> **Extracted records**
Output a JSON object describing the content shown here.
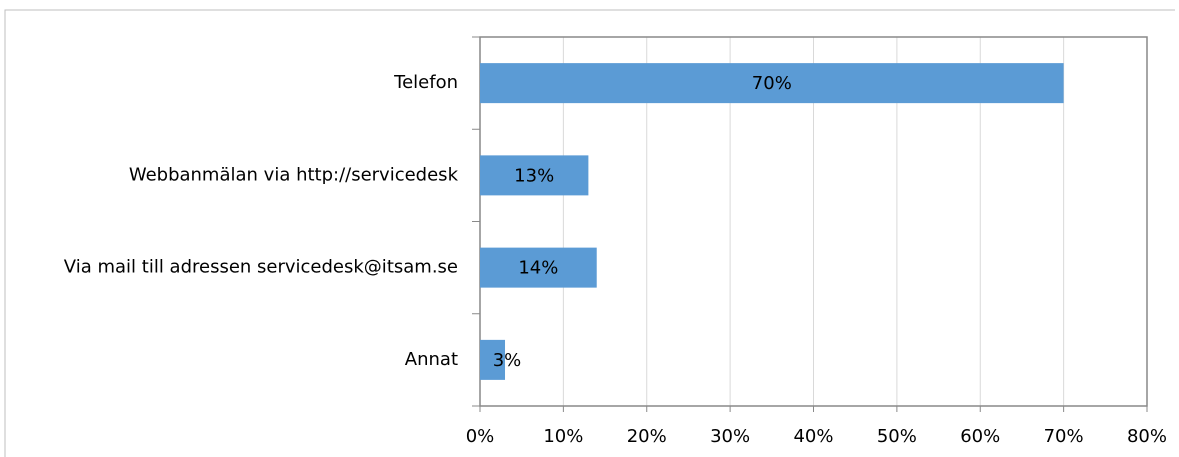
{
  "chart_data": {
    "type": "bar",
    "orientation": "horizontal",
    "categories": [
      "Telefon",
      "Webbanmälan via http://servicedesk",
      "Via mail till adressen servicedesk@itsam.se",
      "Annat"
    ],
    "values": [
      70,
      13,
      14,
      3
    ],
    "value_labels": [
      "70%",
      "13%",
      "14%",
      "3%"
    ],
    "color": "#5b9bd5",
    "xlim": [
      0,
      80
    ],
    "xticks": [
      {
        "value": 0,
        "label": "0%"
      },
      {
        "value": 10,
        "label": "10%"
      },
      {
        "value": 20,
        "label": "20%"
      },
      {
        "value": 30,
        "label": "30%"
      },
      {
        "value": 40,
        "label": "40%"
      },
      {
        "value": 50,
        "label": "50%"
      },
      {
        "value": 60,
        "label": "60%"
      },
      {
        "value": 70,
        "label": "70%"
      },
      {
        "value": 80,
        "label": "80%"
      }
    ],
    "grid": true
  }
}
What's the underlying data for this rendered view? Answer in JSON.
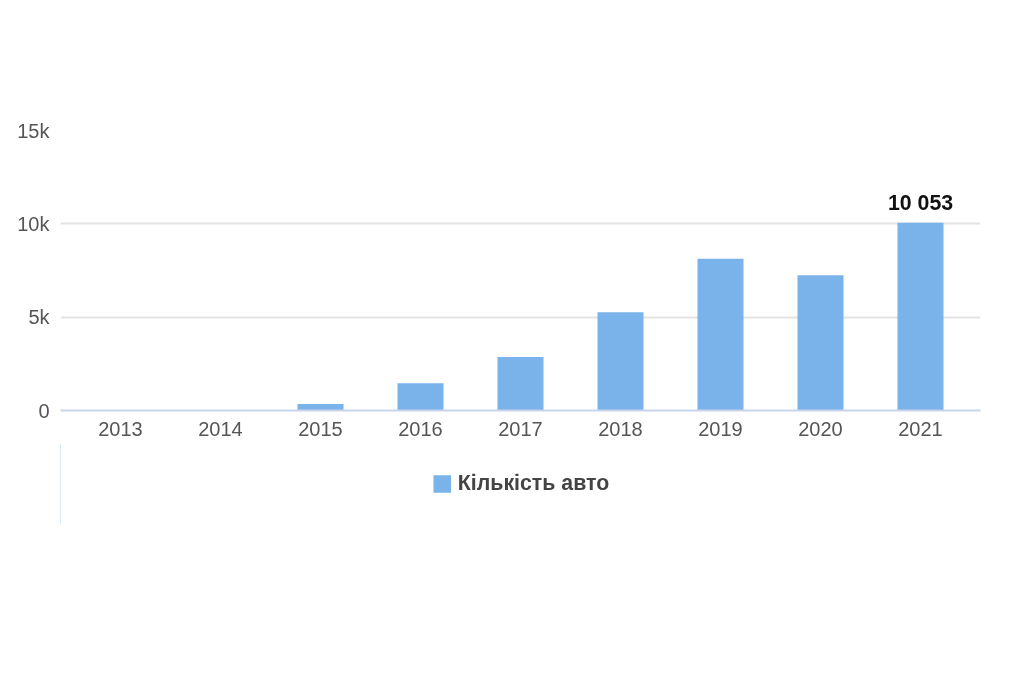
{
  "chart_data": {
    "type": "bar",
    "categories": [
      "2013",
      "2014",
      "2015",
      "2016",
      "2017",
      "2018",
      "2019",
      "2020",
      "2021"
    ],
    "series": [
      {
        "name": "Кількість авто",
        "color": "#7ab3ea",
        "values": [
          0,
          0,
          350,
          1460,
          2870,
          5260,
          8130,
          7250,
          10053
        ],
        "value_labels": [
          null,
          null,
          null,
          null,
          null,
          null,
          null,
          null,
          "10 053"
        ]
      }
    ],
    "ylim": [
      0,
      15000
    ],
    "yticks": [
      0,
      {
        "value": 5000,
        "label": "5k"
      },
      {
        "value": 10000,
        "label": "10k"
      },
      {
        "value": 15000,
        "label": "15k"
      }
    ],
    "grid": "y",
    "legend": "bottom"
  }
}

> **WHAT YOU WILL DO**
Transcribe all the lines above exactly, apart from the pictures.

> **OUTPUT FOR THIS EXERCISE**
Output a JSON object describing the content shown here.
{
  "chart_data": {
    "type": "bar",
    "orientation": "horizontal",
    "categories": [
      "Telefon",
      "Webbanmälan via http://servicedesk",
      "Via mail till adressen servicedesk@itsam.se",
      "Annat"
    ],
    "values": [
      70,
      13,
      14,
      3
    ],
    "value_labels": [
      "70%",
      "13%",
      "14%",
      "3%"
    ],
    "color": "#5b9bd5",
    "xlim": [
      0,
      80
    ],
    "xticks": [
      {
        "value": 0,
        "label": "0%"
      },
      {
        "value": 10,
        "label": "10%"
      },
      {
        "value": 20,
        "label": "20%"
      },
      {
        "value": 30,
        "label": "30%"
      },
      {
        "value": 40,
        "label": "40%"
      },
      {
        "value": 50,
        "label": "50%"
      },
      {
        "value": 60,
        "label": "60%"
      },
      {
        "value": 70,
        "label": "70%"
      },
      {
        "value": 80,
        "label": "80%"
      }
    ],
    "grid": true
  }
}
What's the underlying data for this rendered view? Answer in JSON.
{
  "chart_data": {
    "type": "bar",
    "categories": [
      "2013",
      "2014",
      "2015",
      "2016",
      "2017",
      "2018",
      "2019",
      "2020",
      "2021"
    ],
    "series": [
      {
        "name": "Кількість авто",
        "color": "#7ab3ea",
        "values": [
          0,
          0,
          350,
          1460,
          2870,
          5260,
          8130,
          7250,
          10053
        ],
        "value_labels": [
          null,
          null,
          null,
          null,
          null,
          null,
          null,
          null,
          "10 053"
        ]
      }
    ],
    "ylim": [
      0,
      15000
    ],
    "yticks": [
      0,
      {
        "value": 5000,
        "label": "5k"
      },
      {
        "value": 10000,
        "label": "10k"
      },
      {
        "value": 15000,
        "label": "15k"
      }
    ],
    "grid": "y",
    "legend": "bottom"
  }
}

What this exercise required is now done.